**DESCRIPTION OF THE TASK**: Write out all the entries word for word, but skip any images.

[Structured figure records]
━━━━━━━━━━━━━━━━

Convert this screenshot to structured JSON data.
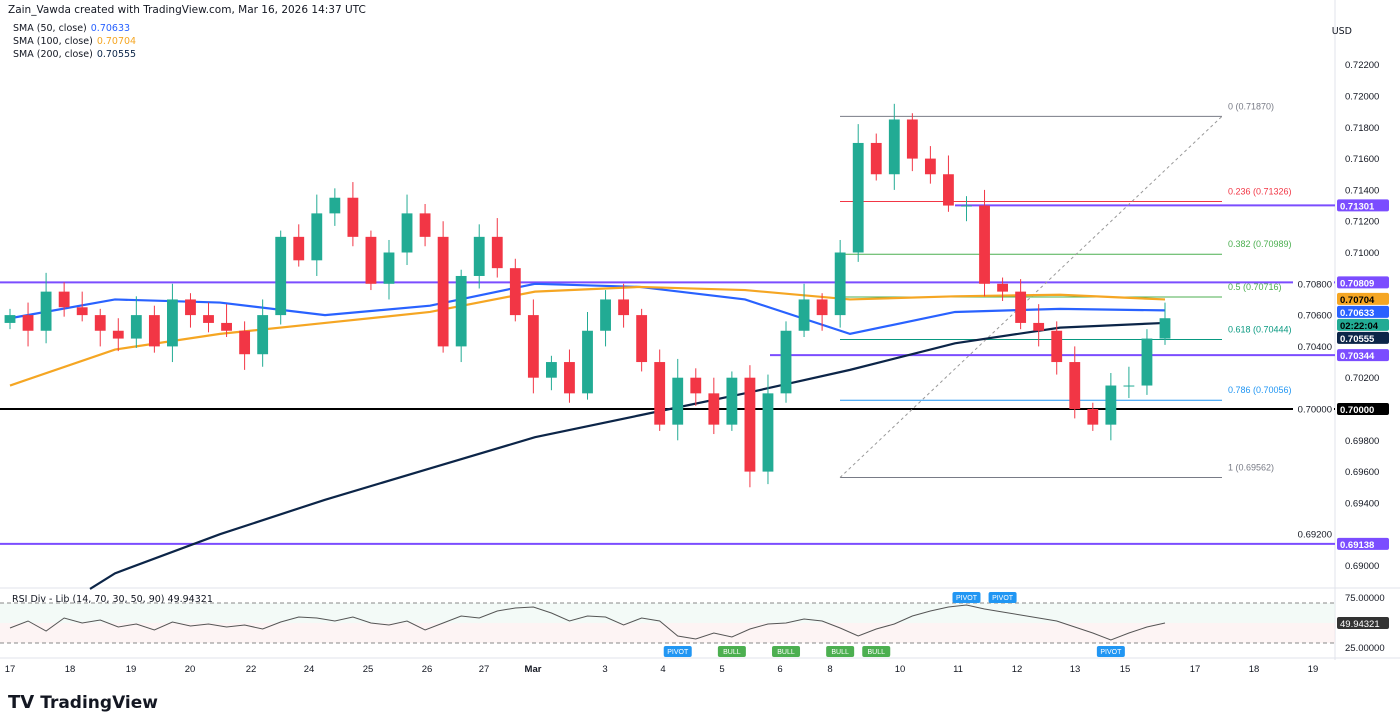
{
  "header": {
    "credit": "Zain_Vawda created with TradingView.com, Mar 16, 2026 14:37 UTC",
    "currency": "USD"
  },
  "legend": [
    {
      "label": "SMA (50, close)",
      "value": "0.70633",
      "color": "#2962ff"
    },
    {
      "label": "SMA (100, close)",
      "value": "0.70704",
      "color": "#f5a623"
    },
    {
      "label": "SMA (200, close)",
      "value": "0.70555",
      "color": "#0c2548"
    }
  ],
  "chart_data": {
    "type": "candlestick",
    "ylim": [
      0.689,
      0.7225
    ],
    "yticks": [
      "0.72200",
      "0.72000",
      "0.71800",
      "0.71600",
      "0.71400",
      "0.71200",
      "0.71000",
      "0.70800",
      "0.70600",
      "0.70400",
      "0.70200",
      "0.70000",
      "0.69800",
      "0.69600",
      "0.69400",
      "0.69200",
      "0.69000"
    ],
    "xticks": [
      "17",
      "18",
      "19",
      "20",
      "22",
      "24",
      "25",
      "26",
      "27",
      "Mar",
      "3",
      "4",
      "5",
      "6",
      "8",
      "10",
      "11",
      "12",
      "13",
      "15",
      "17",
      "18",
      "19"
    ],
    "closes": [
      0.706,
      0.705,
      0.7075,
      0.7065,
      0.706,
      0.705,
      0.7045,
      0.706,
      0.704,
      0.707,
      0.706,
      0.7055,
      0.705,
      0.7035,
      0.706,
      0.711,
      0.7095,
      0.7125,
      0.7135,
      0.711,
      0.708,
      0.71,
      0.7125,
      0.711,
      0.704,
      0.7085,
      0.711,
      0.709,
      0.706,
      0.702,
      0.703,
      0.701,
      0.705,
      0.707,
      0.706,
      0.703,
      0.699,
      0.702,
      0.701,
      0.699,
      0.702,
      0.696,
      0.701,
      0.705,
      0.707,
      0.706,
      0.71,
      0.717,
      0.715,
      0.7185,
      0.716,
      0.715,
      0.713,
      0.713,
      0.708,
      0.7075,
      0.7055,
      0.705,
      0.703,
      0.7,
      0.699,
      0.7015,
      0.7015,
      0.7045,
      0.7058
    ],
    "sma": [
      {
        "name": "SMA (50, close)",
        "color": "#2962ff",
        "values": [
          0.7058,
          0.707,
          0.7068,
          0.706,
          0.7066,
          0.708,
          0.7078,
          0.707,
          0.7048,
          0.7062,
          0.7064,
          0.7063
        ]
      },
      {
        "name": "SMA (100, close)",
        "color": "#f5a623",
        "values": [
          0.7015,
          0.7038,
          0.7048,
          0.7055,
          0.7062,
          0.7075,
          0.7078,
          0.7076,
          0.707,
          0.7072,
          0.7073,
          0.707
        ]
      },
      {
        "name": "SMA (200, close)",
        "color": "#0c2548",
        "values": [
          null,
          0.6895,
          0.692,
          0.6942,
          0.6962,
          0.6982,
          0.6996,
          0.701,
          0.7025,
          0.7042,
          0.7052,
          0.7055
        ]
      }
    ],
    "fib": [
      {
        "ratio": "0",
        "value": 0.7187,
        "label": "0 (0.71870)",
        "color": "#787b86"
      },
      {
        "ratio": "0.236",
        "value": 0.71326,
        "label": "0.236 (0.71326)",
        "color": "#f23645"
      },
      {
        "ratio": "0.382",
        "value": 0.70989,
        "label": "0.382 (0.70989)",
        "color": "#4caf50"
      },
      {
        "ratio": "0.5",
        "value": 0.70716,
        "label": "0.5 (0.70716)",
        "color": "#4caf50"
      },
      {
        "ratio": "0.618",
        "value": 0.70444,
        "label": "0.618 (0.70444)",
        "color": "#089981"
      },
      {
        "ratio": "0.786",
        "value": 0.70056,
        "label": "0.786 (0.70056)",
        "color": "#2196f3"
      },
      {
        "ratio": "1",
        "value": 0.69562,
        "label": "1 (0.69562)",
        "color": "#787b86"
      }
    ],
    "hlines": [
      {
        "value": 0.71301,
        "label": "0.71301",
        "color": "#7b4dff",
        "from": "Mar 11"
      },
      {
        "value": 0.70809,
        "label": "0.70809",
        "color": "#7b4dff"
      },
      {
        "value": 0.70344,
        "label": "0.70344",
        "color": "#7b4dff",
        "from": "Mar 6"
      },
      {
        "value": 0.7,
        "label": "0.70000",
        "color": "#000000"
      },
      {
        "value": 0.69138,
        "label": "0.69138",
        "color": "#7b4dff"
      }
    ],
    "price_tags": [
      {
        "label": "0.70704",
        "value": 0.70704,
        "color": "#f5a623",
        "text": "#000"
      },
      {
        "label": "0.70633",
        "value": 0.70633,
        "color": "#2962ff",
        "text": "#fff"
      },
      {
        "label": "02:22:04",
        "value": 0.70585,
        "color": "#22ab94",
        "text": "#000"
      },
      {
        "label": "0.70555",
        "value": 0.70555,
        "color": "#0c2548",
        "text": "#fff"
      }
    ],
    "rsi": {
      "label": "RSI Div - Lib (14, 70, 30, 50, 90)",
      "value": "49.94321",
      "ylim": [
        25,
        75
      ],
      "yticks": [
        "75.00000",
        "25.00000"
      ],
      "bands": [
        70,
        30,
        50
      ],
      "values": [
        45,
        52,
        42,
        55,
        50,
        53,
        46,
        49,
        43,
        51,
        47,
        49,
        46,
        48,
        44,
        51,
        56,
        55,
        52,
        56,
        50,
        48,
        52,
        43,
        50,
        57,
        55,
        62,
        65,
        66,
        60,
        52,
        57,
        56,
        48,
        55,
        52,
        37,
        34,
        40,
        36,
        44,
        49,
        50,
        54,
        52,
        45,
        37,
        44,
        49,
        57,
        62,
        66,
        68,
        64,
        61,
        58,
        55,
        52,
        46,
        40,
        33,
        40,
        46,
        50
      ],
      "markers": [
        {
          "label": "PIVOT",
          "pos": "bottom",
          "index": 37,
          "color": "#2196f3"
        },
        {
          "label": "BULL",
          "pos": "bottom",
          "index": 40,
          "color": "#4caf50"
        },
        {
          "label": "BULL",
          "pos": "bottom",
          "index": 43,
          "color": "#4caf50"
        },
        {
          "label": "BULL",
          "pos": "bottom",
          "index": 46,
          "color": "#4caf50"
        },
        {
          "label": "BULL",
          "pos": "bottom",
          "index": 48,
          "color": "#4caf50"
        },
        {
          "label": "PIVOT",
          "pos": "top",
          "index": 53,
          "color": "#2196f3"
        },
        {
          "label": "PIVOT",
          "pos": "top",
          "index": 55,
          "color": "#2196f3"
        },
        {
          "label": "PIVOT",
          "pos": "bottom",
          "index": 61,
          "color": "#2196f3"
        }
      ]
    },
    "colors": {
      "up": "#22ab94",
      "down": "#f23645"
    }
  },
  "footer": {
    "brand": "TradingView"
  }
}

━━━━━━━━━━━━━━━━

**RESULT OF THIS TASK**:
Convert this screenshot to structured JSON data.
{
  "header": {
    "credit": "Zain_Vawda created with TradingView.com, Mar 16, 2026 14:37 UTC",
    "currency": "USD"
  },
  "legend": [
    {
      "label": "SMA (50, close)",
      "value": "0.70633",
      "color": "#2962ff"
    },
    {
      "label": "SMA (100, close)",
      "value": "0.70704",
      "color": "#f5a623"
    },
    {
      "label": "SMA (200, close)",
      "value": "0.70555",
      "color": "#0c2548"
    }
  ],
  "chart_data": {
    "type": "candlestick",
    "ylim": [
      0.689,
      0.7225
    ],
    "yticks": [
      "0.72200",
      "0.72000",
      "0.71800",
      "0.71600",
      "0.71400",
      "0.71200",
      "0.71000",
      "0.70800",
      "0.70600",
      "0.70400",
      "0.70200",
      "0.70000",
      "0.69800",
      "0.69600",
      "0.69400",
      "0.69200",
      "0.69000"
    ],
    "xticks": [
      "17",
      "18",
      "19",
      "20",
      "22",
      "24",
      "25",
      "26",
      "27",
      "Mar",
      "3",
      "4",
      "5",
      "6",
      "8",
      "10",
      "11",
      "12",
      "13",
      "15",
      "17",
      "18",
      "19"
    ],
    "closes": [
      0.706,
      0.705,
      0.7075,
      0.7065,
      0.706,
      0.705,
      0.7045,
      0.706,
      0.704,
      0.707,
      0.706,
      0.7055,
      0.705,
      0.7035,
      0.706,
      0.711,
      0.7095,
      0.7125,
      0.7135,
      0.711,
      0.708,
      0.71,
      0.7125,
      0.711,
      0.704,
      0.7085,
      0.711,
      0.709,
      0.706,
      0.702,
      0.703,
      0.701,
      0.705,
      0.707,
      0.706,
      0.703,
      0.699,
      0.702,
      0.701,
      0.699,
      0.702,
      0.696,
      0.701,
      0.705,
      0.707,
      0.706,
      0.71,
      0.717,
      0.715,
      0.7185,
      0.716,
      0.715,
      0.713,
      0.713,
      0.708,
      0.7075,
      0.7055,
      0.705,
      0.703,
      0.7,
      0.699,
      0.7015,
      0.7015,
      0.7045,
      0.7058
    ],
    "sma": [
      {
        "name": "SMA (50, close)",
        "color": "#2962ff",
        "values": [
          0.7058,
          0.707,
          0.7068,
          0.706,
          0.7066,
          0.708,
          0.7078,
          0.707,
          0.7048,
          0.7062,
          0.7064,
          0.7063
        ]
      },
      {
        "name": "SMA (100, close)",
        "color": "#f5a623",
        "values": [
          0.7015,
          0.7038,
          0.7048,
          0.7055,
          0.7062,
          0.7075,
          0.7078,
          0.7076,
          0.707,
          0.7072,
          0.7073,
          0.707
        ]
      },
      {
        "name": "SMA (200, close)",
        "color": "#0c2548",
        "values": [
          null,
          0.6895,
          0.692,
          0.6942,
          0.6962,
          0.6982,
          0.6996,
          0.701,
          0.7025,
          0.7042,
          0.7052,
          0.7055
        ]
      }
    ],
    "fib": [
      {
        "ratio": "0",
        "value": 0.7187,
        "label": "0 (0.71870)",
        "color": "#787b86"
      },
      {
        "ratio": "0.236",
        "value": 0.71326,
        "label": "0.236 (0.71326)",
        "color": "#f23645"
      },
      {
        "ratio": "0.382",
        "value": 0.70989,
        "label": "0.382 (0.70989)",
        "color": "#4caf50"
      },
      {
        "ratio": "0.5",
        "value": 0.70716,
        "label": "0.5 (0.70716)",
        "color": "#4caf50"
      },
      {
        "ratio": "0.618",
        "value": 0.70444,
        "label": "0.618 (0.70444)",
        "color": "#089981"
      },
      {
        "ratio": "0.786",
        "value": 0.70056,
        "label": "0.786 (0.70056)",
        "color": "#2196f3"
      },
      {
        "ratio": "1",
        "value": 0.69562,
        "label": "1 (0.69562)",
        "color": "#787b86"
      }
    ],
    "hlines": [
      {
        "value": 0.71301,
        "label": "0.71301",
        "color": "#7b4dff",
        "from": "Mar 11"
      },
      {
        "value": 0.70809,
        "label": "0.70809",
        "color": "#7b4dff"
      },
      {
        "value": 0.70344,
        "label": "0.70344",
        "color": "#7b4dff",
        "from": "Mar 6"
      },
      {
        "value": 0.7,
        "label": "0.70000",
        "color": "#000000"
      },
      {
        "value": 0.69138,
        "label": "0.69138",
        "color": "#7b4dff"
      }
    ],
    "price_tags": [
      {
        "label": "0.70704",
        "value": 0.70704,
        "color": "#f5a623",
        "text": "#000"
      },
      {
        "label": "0.70633",
        "value": 0.70633,
        "color": "#2962ff",
        "text": "#fff"
      },
      {
        "label": "02:22:04",
        "value": 0.70585,
        "color": "#22ab94",
        "text": "#000"
      },
      {
        "label": "0.70555",
        "value": 0.70555,
        "color": "#0c2548",
        "text": "#fff"
      }
    ],
    "rsi": {
      "label": "RSI Div - Lib (14, 70, 30, 50, 90)",
      "value": "49.94321",
      "ylim": [
        25,
        75
      ],
      "yticks": [
        "75.00000",
        "25.00000"
      ],
      "bands": [
        70,
        30,
        50
      ],
      "values": [
        45,
        52,
        42,
        55,
        50,
        53,
        46,
        49,
        43,
        51,
        47,
        49,
        46,
        48,
        44,
        51,
        56,
        55,
        52,
        56,
        50,
        48,
        52,
        43,
        50,
        57,
        55,
        62,
        65,
        66,
        60,
        52,
        57,
        56,
        48,
        55,
        52,
        37,
        34,
        40,
        36,
        44,
        49,
        50,
        54,
        52,
        45,
        37,
        44,
        49,
        57,
        62,
        66,
        68,
        64,
        61,
        58,
        55,
        52,
        46,
        40,
        33,
        40,
        46,
        50
      ],
      "markers": [
        {
          "label": "PIVOT",
          "pos": "bottom",
          "index": 37,
          "color": "#2196f3"
        },
        {
          "label": "BULL",
          "pos": "bottom",
          "index": 40,
          "color": "#4caf50"
        },
        {
          "label": "BULL",
          "pos": "bottom",
          "index": 43,
          "color": "#4caf50"
        },
        {
          "label": "BULL",
          "pos": "bottom",
          "index": 46,
          "color": "#4caf50"
        },
        {
          "label": "BULL",
          "pos": "bottom",
          "index": 48,
          "color": "#4caf50"
        },
        {
          "label": "PIVOT",
          "pos": "top",
          "index": 53,
          "color": "#2196f3"
        },
        {
          "label": "PIVOT",
          "pos": "top",
          "index": 55,
          "color": "#2196f3"
        },
        {
          "label": "PIVOT",
          "pos": "bottom",
          "index": 61,
          "color": "#2196f3"
        }
      ]
    },
    "colors": {
      "up": "#22ab94",
      "down": "#f23645"
    }
  },
  "footer": {
    "brand": "TradingView"
  }
}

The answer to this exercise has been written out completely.